§ **Assignment**
In the entries below, find each line with the word "this" and return it.

===== Stored data =====

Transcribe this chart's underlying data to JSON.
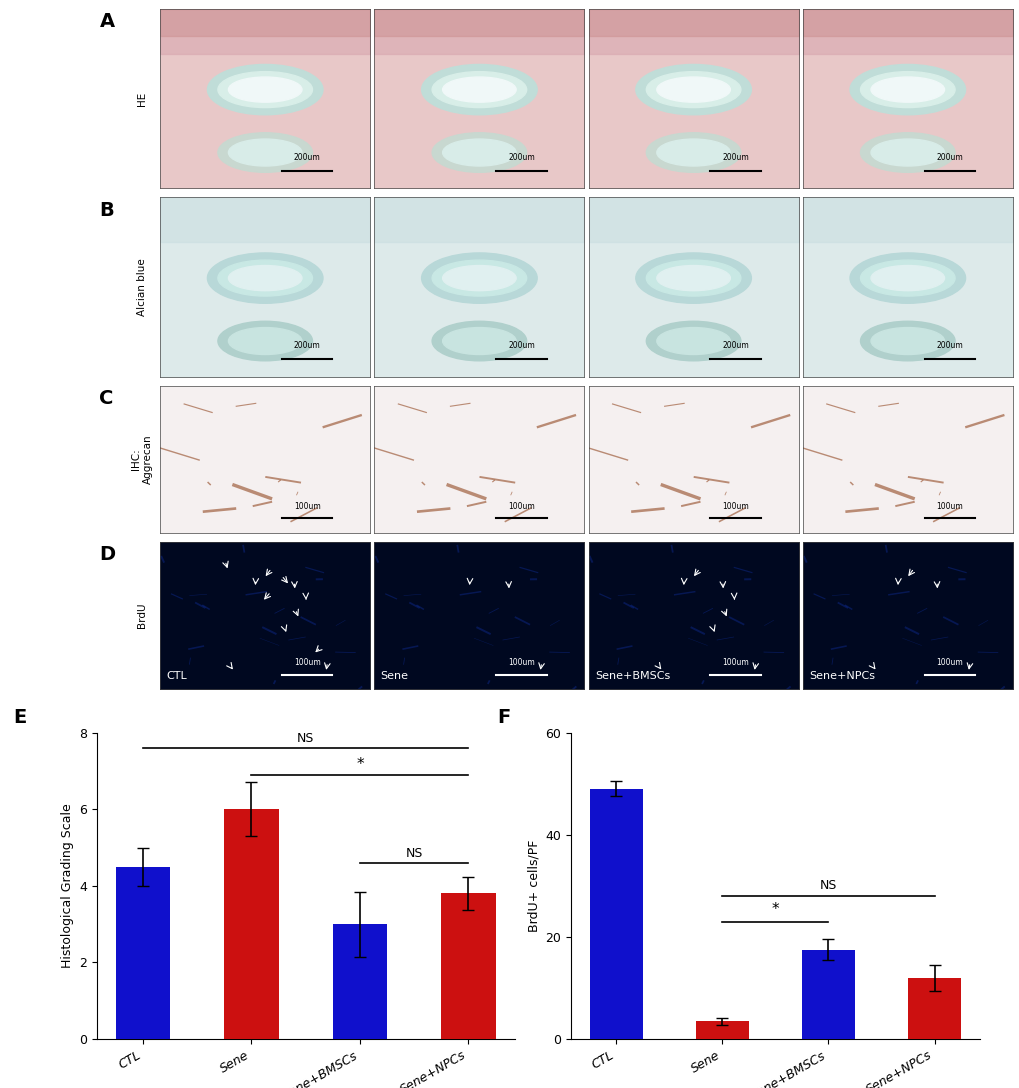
{
  "panel_labels_img": [
    "A",
    "B",
    "C",
    "D"
  ],
  "row_labels": [
    "HE",
    "Alcian blue",
    "IHC:\nAggrecan",
    "BrdU"
  ],
  "col_labels": [
    "CTL",
    "Sene",
    "Sene+BMSCs",
    "Sene+NPCs"
  ],
  "panel_A_bg": "#e8c0c0",
  "panel_A_detail1": "#d4a0b0",
  "panel_A_detail2": "#c0d8d8",
  "panel_B_bg": "#d8eaea",
  "panel_B_detail1": "#b0ccd0",
  "panel_B_detail2": "#c8e0d8",
  "panel_C_bg": "#f4eeee",
  "panel_C_detail1": "#c8a080",
  "panel_D_bg": "#000820",
  "bar_colors_E": [
    "#1010cc",
    "#cc1010",
    "#1010cc",
    "#cc1010"
  ],
  "bar_values_E": [
    4.5,
    6.0,
    3.0,
    3.8
  ],
  "bar_errors_E": [
    0.5,
    0.7,
    0.85,
    0.42
  ],
  "bar_ylim_E": [
    0,
    8
  ],
  "bar_yticks_E": [
    0,
    2,
    4,
    6,
    8
  ],
  "bar_ylabel_E": "Histological Grading Scale",
  "bar_colors_F": [
    "#1010cc",
    "#cc1010",
    "#1010cc",
    "#cc1010"
  ],
  "bar_values_F": [
    49.0,
    3.5,
    17.5,
    12.0
  ],
  "bar_errors_F": [
    1.5,
    0.7,
    2.0,
    2.5
  ],
  "bar_ylim_F": [
    0,
    60
  ],
  "bar_yticks_F": [
    0,
    20,
    40,
    60
  ],
  "bar_ylabel_F": "BrdU+ cells/PF",
  "categories": [
    "CTL",
    "Sene",
    "Sene+BMSCs",
    "Sene+NPCs"
  ],
  "label_E": "E",
  "label_F": "F",
  "background_color": "#ffffff"
}
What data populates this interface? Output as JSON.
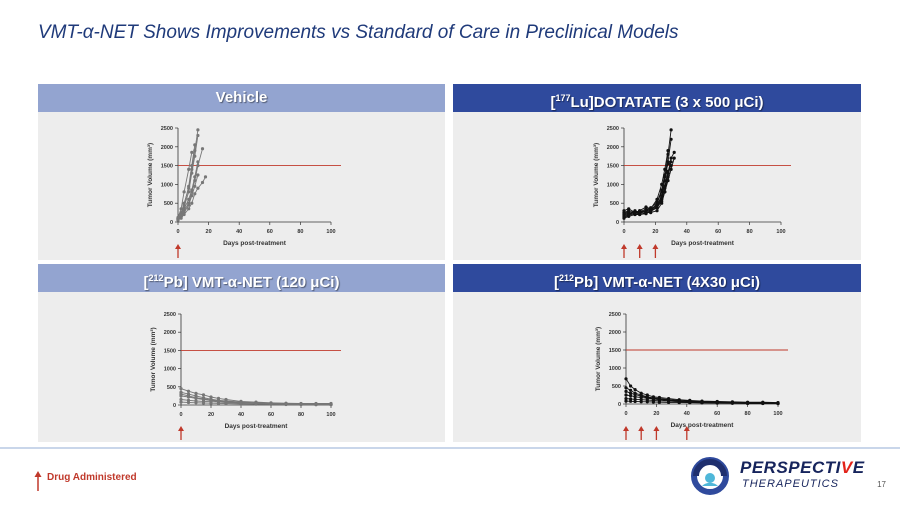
{
  "slide": {
    "title": "VMT-α-NET Shows Improvements vs Standard of Care in Preclinical Models",
    "page_number": "17",
    "legend_label": "Drug Administered",
    "logo": {
      "name_main": "PERSPECTI",
      "name_accent": "V",
      "name_end": "E",
      "subtitle": "THERAPEUTICS"
    }
  },
  "colors": {
    "dark_header": "#2f4a9d",
    "light_header": "#93a4d0",
    "arrow": "#c0392b",
    "threshold": "#c0392b",
    "panel_bg": "#ededed"
  },
  "panels": [
    {
      "header_text": "Vehicle"
    },
    {
      "header_pre": "[",
      "header_sup": "177",
      "header_post": "Lu]DOTATATE (3 x 500 μCi)"
    },
    {
      "header_pre": "[",
      "header_sup": "212",
      "header_post": "Pb] VMT-α-NET (120 μCi)"
    },
    {
      "header_pre": "[",
      "header_sup": "212",
      "header_post": "Pb] VMT-α-NET (4X30 μCi)"
    }
  ],
  "chart_data": [
    {
      "type": "line",
      "panel": "Vehicle",
      "xlabel": "Days post-treatment",
      "ylabel": "Tumor Volume (mm³)",
      "xlim": [
        0,
        100
      ],
      "ylim": [
        0,
        2500
      ],
      "xticks": [
        0,
        20,
        40,
        60,
        80,
        100
      ],
      "yticks": [
        0,
        500,
        1000,
        1500,
        2000,
        2500
      ],
      "threshold": 1500,
      "dose_days": [
        0
      ],
      "marker_color": "#777777",
      "series": [
        {
          "x": [
            0,
            2,
            4,
            7,
            9,
            11,
            13
          ],
          "y": [
            100,
            250,
            500,
            900,
            1400,
            1900,
            2450
          ]
        },
        {
          "x": [
            0,
            2,
            4,
            7,
            9,
            11,
            13
          ],
          "y": [
            80,
            200,
            400,
            800,
            1300,
            1750,
            2300
          ]
        },
        {
          "x": [
            0,
            2,
            4,
            7,
            9,
            11,
            13,
            16
          ],
          "y": [
            90,
            150,
            300,
            500,
            800,
            1100,
            1500,
            1950
          ]
        },
        {
          "x": [
            0,
            2,
            4,
            7,
            9,
            11,
            13,
            16,
            18
          ],
          "y": [
            60,
            100,
            200,
            350,
            500,
            750,
            900,
            1050,
            1200
          ]
        },
        {
          "x": [
            0,
            2,
            4,
            7,
            9
          ],
          "y": [
            120,
            350,
            800,
            1400,
            1850
          ]
        },
        {
          "x": [
            0,
            2,
            4,
            7,
            9,
            11
          ],
          "y": [
            70,
            200,
            450,
            950,
            1500,
            2050
          ]
        },
        {
          "x": [
            0,
            2,
            4,
            7,
            9,
            11,
            13
          ],
          "y": [
            50,
            120,
            250,
            450,
            700,
            950,
            1250
          ]
        },
        {
          "x": [
            0,
            2,
            4,
            7,
            9,
            11,
            13
          ],
          "y": [
            100,
            180,
            350,
            600,
            850,
            1200,
            1600
          ]
        }
      ]
    },
    {
      "type": "line",
      "panel": "[177Lu]DOTATATE (3 x 500 μCi)",
      "xlabel": "Days post-treatment",
      "ylabel": "Tumor Volume (mm³)",
      "xlim": [
        0,
        100
      ],
      "ylim": [
        0,
        2500
      ],
      "xticks": [
        0,
        20,
        40,
        60,
        80,
        100
      ],
      "yticks": [
        0,
        500,
        1000,
        1500,
        2000,
        2500
      ],
      "threshold": 1500,
      "dose_days": [
        0,
        10,
        20
      ],
      "marker_color": "#111111",
      "series": [
        {
          "x": [
            0,
            3,
            7,
            10,
            14,
            17,
            21,
            24,
            26,
            28,
            30
          ],
          "y": [
            200,
            250,
            300,
            250,
            300,
            350,
            450,
            700,
            1100,
            1600,
            2200
          ]
        },
        {
          "x": [
            0,
            3,
            7,
            10,
            14,
            17,
            21,
            24,
            26,
            28,
            30,
            32
          ],
          "y": [
            150,
            200,
            250,
            300,
            250,
            300,
            400,
            600,
            900,
            1300,
            1700,
            1850
          ]
        },
        {
          "x": [
            0,
            3,
            7,
            10,
            14,
            17,
            21,
            24,
            26,
            28,
            30
          ],
          "y": [
            250,
            300,
            200,
            250,
            350,
            300,
            500,
            800,
            1200,
            1800,
            2450
          ]
        },
        {
          "x": [
            0,
            3,
            7,
            10,
            14,
            17,
            21,
            24,
            26,
            28,
            30
          ],
          "y": [
            100,
            150,
            200,
            200,
            250,
            250,
            300,
            500,
            800,
            1200,
            1600
          ]
        },
        {
          "x": [
            0,
            3,
            7,
            10,
            14,
            17,
            21,
            24,
            26,
            28
          ],
          "y": [
            300,
            350,
            250,
            300,
            400,
            350,
            600,
            1000,
            1400,
            1900
          ]
        },
        {
          "x": [
            0,
            3,
            7,
            10,
            14,
            17,
            21,
            24,
            26,
            28,
            30
          ],
          "y": [
            180,
            220,
            260,
            230,
            280,
            330,
            420,
            650,
            950,
            1350,
            1500
          ]
        },
        {
          "x": [
            0,
            3,
            7,
            10,
            14,
            17,
            21,
            24,
            26,
            28,
            30,
            32
          ],
          "y": [
            120,
            180,
            220,
            200,
            220,
            280,
            380,
            550,
            800,
            1100,
            1400,
            1700
          ]
        },
        {
          "x": [
            0,
            3,
            7,
            10,
            14,
            17,
            21,
            24,
            26,
            28
          ],
          "y": [
            220,
            280,
            240,
            280,
            330,
            380,
            520,
            850,
            1250,
            1550
          ]
        }
      ]
    },
    {
      "type": "line",
      "panel": "[212Pb] VMT-α-NET (120 μCi)",
      "xlabel": "Days post-treatment",
      "ylabel": "Tumor Volume (mm³)",
      "xlim": [
        0,
        100
      ],
      "ylim": [
        0,
        2500
      ],
      "xticks": [
        0,
        20,
        40,
        60,
        80,
        100
      ],
      "yticks": [
        0,
        500,
        1000,
        1500,
        2000,
        2500
      ],
      "threshold": 1500,
      "dose_days": [
        0
      ],
      "marker_color": "#777777",
      "series": [
        {
          "x": [
            0,
            5,
            10,
            15,
            20,
            25,
            30,
            40,
            50,
            60,
            70,
            80,
            90,
            100
          ],
          "y": [
            450,
            380,
            320,
            280,
            220,
            180,
            150,
            100,
            80,
            60,
            50,
            40,
            40,
            40
          ]
        },
        {
          "x": [
            0,
            5,
            10,
            15,
            20,
            25,
            30,
            40,
            50,
            60,
            70,
            80,
            90,
            100
          ],
          "y": [
            350,
            300,
            250,
            200,
            160,
            130,
            110,
            80,
            60,
            50,
            40,
            30,
            30,
            30
          ]
        },
        {
          "x": [
            0,
            5,
            10,
            15,
            20,
            25,
            30,
            40,
            50,
            60,
            70,
            80,
            90,
            100
          ],
          "y": [
            250,
            220,
            180,
            150,
            120,
            100,
            90,
            70,
            50,
            40,
            30,
            30,
            20,
            20
          ]
        },
        {
          "x": [
            0,
            5,
            10,
            15,
            20,
            25,
            30,
            40,
            50,
            60,
            70,
            80,
            90,
            100
          ],
          "y": [
            150,
            130,
            110,
            100,
            90,
            80,
            70,
            50,
            40,
            30,
            20,
            20,
            10,
            10
          ]
        },
        {
          "x": [
            0,
            5,
            10,
            15,
            20,
            25,
            30,
            40,
            50,
            60,
            70,
            80,
            90,
            100
          ],
          "y": [
            80,
            70,
            60,
            55,
            50,
            45,
            40,
            30,
            25,
            20,
            15,
            10,
            10,
            10
          ]
        },
        {
          "x": [
            0,
            5,
            10,
            15,
            20,
            25,
            30,
            40,
            50,
            60,
            70,
            80,
            90,
            100
          ],
          "y": [
            300,
            250,
            200,
            170,
            140,
            110,
            90,
            60,
            50,
            40,
            35,
            30,
            25,
            25
          ]
        }
      ]
    },
    {
      "type": "line",
      "panel": "[212Pb] VMT-α-NET (4X30 μCi)",
      "xlabel": "Days post-treatment",
      "ylabel": "Tumor Volume (mm³)",
      "xlim": [
        0,
        100
      ],
      "ylim": [
        0,
        2500
      ],
      "xticks": [
        0,
        20,
        40,
        60,
        80,
        100
      ],
      "yticks": [
        0,
        500,
        1000,
        1500,
        2000,
        2500
      ],
      "threshold": 1500,
      "dose_days": [
        0,
        10,
        20,
        40
      ],
      "marker_color": "#111111",
      "series": [
        {
          "x": [
            0,
            3,
            6,
            10,
            14,
            18,
            22,
            28,
            35,
            42,
            50,
            60,
            70,
            80,
            90,
            100
          ],
          "y": [
            700,
            500,
            400,
            300,
            250,
            200,
            180,
            150,
            120,
            100,
            80,
            70,
            60,
            50,
            50,
            40
          ]
        },
        {
          "x": [
            0,
            3,
            6,
            10,
            14,
            18,
            22,
            28,
            35,
            42,
            50,
            60,
            70,
            80,
            90,
            100
          ],
          "y": [
            450,
            380,
            300,
            250,
            200,
            170,
            150,
            120,
            100,
            80,
            70,
            60,
            50,
            40,
            40,
            30
          ]
        },
        {
          "x": [
            0,
            3,
            6,
            10,
            14,
            18,
            22,
            28,
            35,
            42,
            50,
            60,
            70,
            80,
            90,
            100
          ],
          "y": [
            350,
            300,
            260,
            220,
            180,
            150,
            130,
            110,
            90,
            70,
            60,
            50,
            40,
            30,
            30,
            25
          ]
        },
        {
          "x": [
            0,
            3,
            6,
            10,
            14,
            18,
            22,
            28,
            35,
            42,
            50,
            60,
            70,
            80,
            90,
            100
          ],
          "y": [
            250,
            230,
            200,
            180,
            160,
            140,
            120,
            100,
            80,
            60,
            50,
            40,
            30,
            30,
            20,
            20
          ]
        },
        {
          "x": [
            0,
            3,
            6,
            10,
            14,
            18,
            22,
            28,
            35,
            42,
            50,
            60,
            70,
            80,
            90,
            100
          ],
          "y": [
            150,
            140,
            130,
            120,
            110,
            100,
            90,
            80,
            60,
            50,
            40,
            30,
            25,
            20,
            20,
            15
          ]
        },
        {
          "x": [
            0,
            3,
            6,
            10,
            14,
            18,
            22,
            28,
            35,
            42,
            50,
            60,
            70,
            80,
            90,
            100
          ],
          "y": [
            80,
            75,
            70,
            65,
            60,
            55,
            50,
            45,
            40,
            35,
            30,
            25,
            20,
            15,
            15,
            10
          ]
        }
      ]
    }
  ]
}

=====

§ **Answer space**
Transcribe this chart's underlying data to JSON.
What data populates this interface? Output as JSON.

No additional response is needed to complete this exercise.